Given entries:
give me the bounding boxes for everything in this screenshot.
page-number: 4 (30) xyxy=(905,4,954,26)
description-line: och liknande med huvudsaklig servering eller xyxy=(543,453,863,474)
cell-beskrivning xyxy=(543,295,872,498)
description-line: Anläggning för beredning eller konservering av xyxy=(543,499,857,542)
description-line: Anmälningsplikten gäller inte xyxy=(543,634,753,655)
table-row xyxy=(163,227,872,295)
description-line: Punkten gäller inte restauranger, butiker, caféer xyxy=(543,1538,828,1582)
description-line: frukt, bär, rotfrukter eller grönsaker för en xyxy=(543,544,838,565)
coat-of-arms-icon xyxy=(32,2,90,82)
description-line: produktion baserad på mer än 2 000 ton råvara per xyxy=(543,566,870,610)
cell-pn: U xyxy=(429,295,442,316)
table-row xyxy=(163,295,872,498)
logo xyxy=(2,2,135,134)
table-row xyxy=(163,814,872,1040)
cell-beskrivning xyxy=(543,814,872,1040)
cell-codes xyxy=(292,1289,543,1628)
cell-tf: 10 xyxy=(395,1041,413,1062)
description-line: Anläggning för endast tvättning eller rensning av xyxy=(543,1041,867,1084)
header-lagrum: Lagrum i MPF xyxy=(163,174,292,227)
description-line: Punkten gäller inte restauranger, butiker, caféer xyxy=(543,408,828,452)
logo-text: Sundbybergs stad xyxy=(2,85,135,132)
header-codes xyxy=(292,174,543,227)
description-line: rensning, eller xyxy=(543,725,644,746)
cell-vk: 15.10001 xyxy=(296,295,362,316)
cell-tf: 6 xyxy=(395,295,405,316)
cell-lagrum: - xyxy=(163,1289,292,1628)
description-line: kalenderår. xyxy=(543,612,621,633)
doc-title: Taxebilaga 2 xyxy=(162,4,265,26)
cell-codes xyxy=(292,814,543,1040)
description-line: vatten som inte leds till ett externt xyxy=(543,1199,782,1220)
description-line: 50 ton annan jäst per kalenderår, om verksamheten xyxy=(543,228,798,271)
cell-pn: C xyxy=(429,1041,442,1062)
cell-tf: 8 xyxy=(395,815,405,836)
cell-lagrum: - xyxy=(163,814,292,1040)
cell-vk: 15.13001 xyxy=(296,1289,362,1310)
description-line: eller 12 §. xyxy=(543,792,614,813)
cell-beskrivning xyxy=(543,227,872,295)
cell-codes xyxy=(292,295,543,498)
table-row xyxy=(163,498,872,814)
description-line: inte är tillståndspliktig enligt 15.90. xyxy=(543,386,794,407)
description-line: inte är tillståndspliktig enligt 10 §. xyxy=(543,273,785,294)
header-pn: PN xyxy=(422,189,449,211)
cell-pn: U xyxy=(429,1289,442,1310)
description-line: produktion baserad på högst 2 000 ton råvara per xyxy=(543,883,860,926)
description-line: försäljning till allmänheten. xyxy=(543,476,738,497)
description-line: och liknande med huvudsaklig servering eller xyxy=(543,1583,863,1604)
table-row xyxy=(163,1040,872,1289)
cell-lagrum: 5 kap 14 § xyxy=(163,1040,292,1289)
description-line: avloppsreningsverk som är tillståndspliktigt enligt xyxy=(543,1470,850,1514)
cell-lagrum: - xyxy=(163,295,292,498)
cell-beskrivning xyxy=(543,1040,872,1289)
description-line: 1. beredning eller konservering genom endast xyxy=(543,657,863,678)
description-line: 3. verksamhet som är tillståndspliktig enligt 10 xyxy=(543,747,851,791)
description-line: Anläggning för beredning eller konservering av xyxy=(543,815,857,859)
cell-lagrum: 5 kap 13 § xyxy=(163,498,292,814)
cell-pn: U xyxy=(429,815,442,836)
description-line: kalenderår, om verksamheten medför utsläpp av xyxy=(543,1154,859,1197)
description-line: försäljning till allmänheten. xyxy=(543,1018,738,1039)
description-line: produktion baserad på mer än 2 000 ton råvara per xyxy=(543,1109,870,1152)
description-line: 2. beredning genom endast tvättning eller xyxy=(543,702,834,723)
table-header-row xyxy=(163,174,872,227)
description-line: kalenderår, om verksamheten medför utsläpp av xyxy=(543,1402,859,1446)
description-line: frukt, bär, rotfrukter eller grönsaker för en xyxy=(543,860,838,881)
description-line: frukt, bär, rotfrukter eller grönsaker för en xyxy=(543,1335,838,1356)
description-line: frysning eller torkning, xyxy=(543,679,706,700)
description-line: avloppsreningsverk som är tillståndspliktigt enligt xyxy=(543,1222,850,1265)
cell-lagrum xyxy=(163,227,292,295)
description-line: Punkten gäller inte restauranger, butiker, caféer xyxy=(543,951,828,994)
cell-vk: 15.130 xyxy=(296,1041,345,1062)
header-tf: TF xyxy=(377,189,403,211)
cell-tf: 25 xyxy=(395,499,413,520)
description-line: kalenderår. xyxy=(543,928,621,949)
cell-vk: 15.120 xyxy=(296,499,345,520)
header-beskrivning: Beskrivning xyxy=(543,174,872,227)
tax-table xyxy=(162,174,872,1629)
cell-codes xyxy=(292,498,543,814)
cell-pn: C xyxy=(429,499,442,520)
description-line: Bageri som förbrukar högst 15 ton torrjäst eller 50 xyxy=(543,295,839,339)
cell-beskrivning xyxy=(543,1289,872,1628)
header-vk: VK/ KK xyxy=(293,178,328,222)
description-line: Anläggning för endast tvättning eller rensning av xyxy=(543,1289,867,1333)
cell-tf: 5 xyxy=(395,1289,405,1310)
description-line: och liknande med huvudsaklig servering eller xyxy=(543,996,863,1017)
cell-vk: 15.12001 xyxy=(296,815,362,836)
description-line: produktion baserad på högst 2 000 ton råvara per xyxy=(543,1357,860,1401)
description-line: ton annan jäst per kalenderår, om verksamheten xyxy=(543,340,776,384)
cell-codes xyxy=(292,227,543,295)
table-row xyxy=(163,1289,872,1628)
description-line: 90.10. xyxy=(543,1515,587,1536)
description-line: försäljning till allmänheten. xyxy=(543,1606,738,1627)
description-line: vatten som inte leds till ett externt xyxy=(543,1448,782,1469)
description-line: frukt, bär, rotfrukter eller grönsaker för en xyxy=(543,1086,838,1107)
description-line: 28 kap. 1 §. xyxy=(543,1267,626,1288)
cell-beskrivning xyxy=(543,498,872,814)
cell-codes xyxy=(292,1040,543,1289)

What to do:
Show me every line of the entries above that holds "Punkten".

Exercise solution:
description-line: Punkten gäller inte restauranger, butiker, caféer xyxy=(543,1538,828,1582)
description-line: Punkten gäller inte restauranger, butiker, caféer xyxy=(543,408,828,452)
description-line: Punkten gäller inte restauranger, butiker, caféer xyxy=(543,951,828,994)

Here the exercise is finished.